WHAT YOU WILL DO:
Among the records below, find the lines that contain "proteins" and copy each of them.

= Beginning of Section =

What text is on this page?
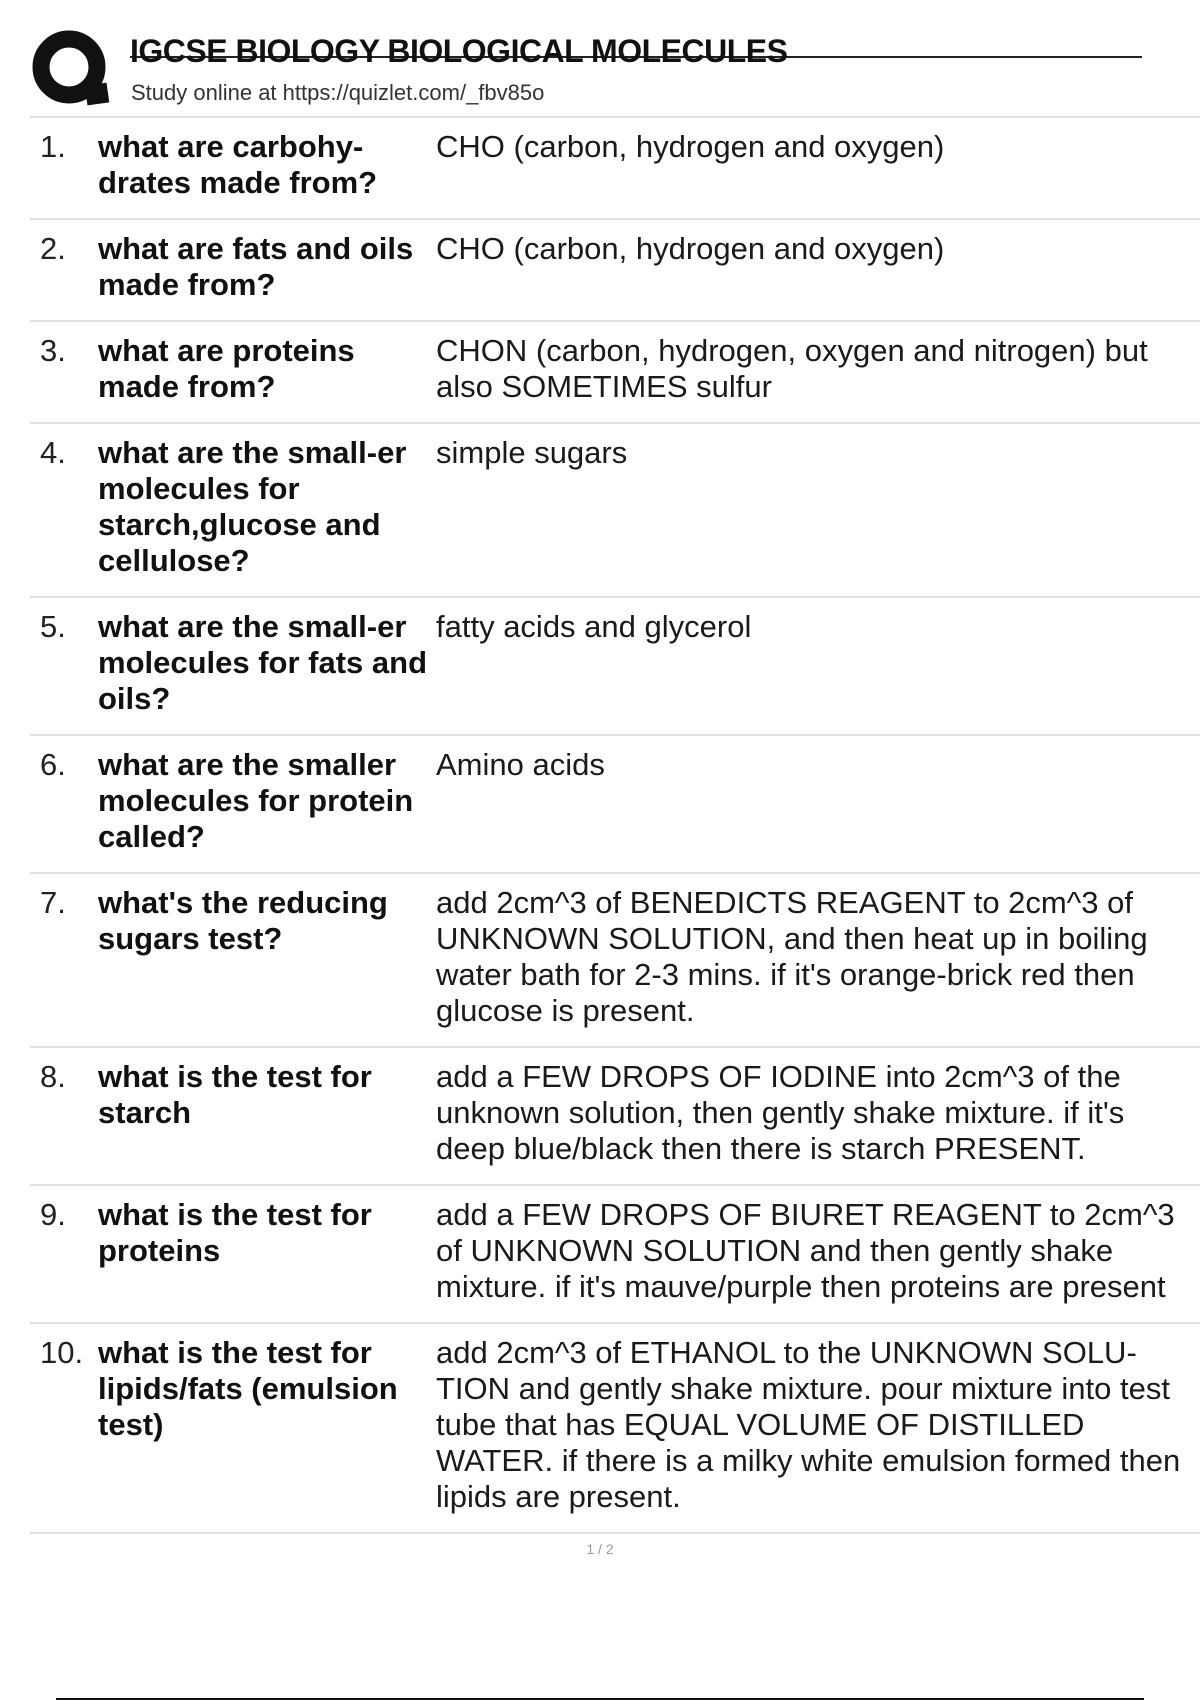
IGCSE BIOLOGY BIOLOGICAL MOLECULES
Study online at https://quizlet.com/_fbv85o
1.	what are carbohy-drates made from?
CHO (carbon, hydrogen and oxygen)
2.	what are fats and oils made from?
CHO (carbon, hydrogen and oxygen)
3.	what are proteins made from?
CHON (carbon, hydrogen, oxygen and nitrogen) but also SOMETIMES sulfur
4.	what are the small-er molecules for starch,glucose and cellulose?
simple sugars
5.	what are the small-er molecules for fats and oils?
fatty acids and glycerol
6.	what are the smaller molecules for protein called?
Amino acids
7.	what's the reducing sugars test?
add 2cm^3 of BENEDICTS REAGENT to 2cm^3 of UNKNOWN SOLUTION, and then heat up in boiling water bath for 2-3 mins. if it's orange-brick red then glucose is present.
8.	what is the test for starch
add a FEW DROPS OF IODINE into 2cm^3 of the unknown solution, then gently shake mixture. if it's deep blue/black then there is starch PRESENT.
9.	what is the test for proteins
add a FEW DROPS OF BIURET REAGENT to 2cm^3 of UNKNOWN SOLUTION and then gently shake mixture. if it's mauve/purple then proteins are present
10. what is the test for lipids/fats (emulsion test)
add 2cm^3 of ETHANOL to the UNKNOWN SOLU-TION and gently shake mixture. pour mixture into test tube that has EQUAL VOLUME OF DISTILLED WATER. if there is a milky white emulsion formed then lipids are present.
1 / 2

= End of Section =

RESPONSE AREA:
3.	what are proteins made from?
9.	what is the test for proteins
add a FEW DROPS OF BIURET REAGENT to 2cm^3 of UNKNOWN SOLUTION and then gently shake mixture. if it's mauve/purple then proteins are present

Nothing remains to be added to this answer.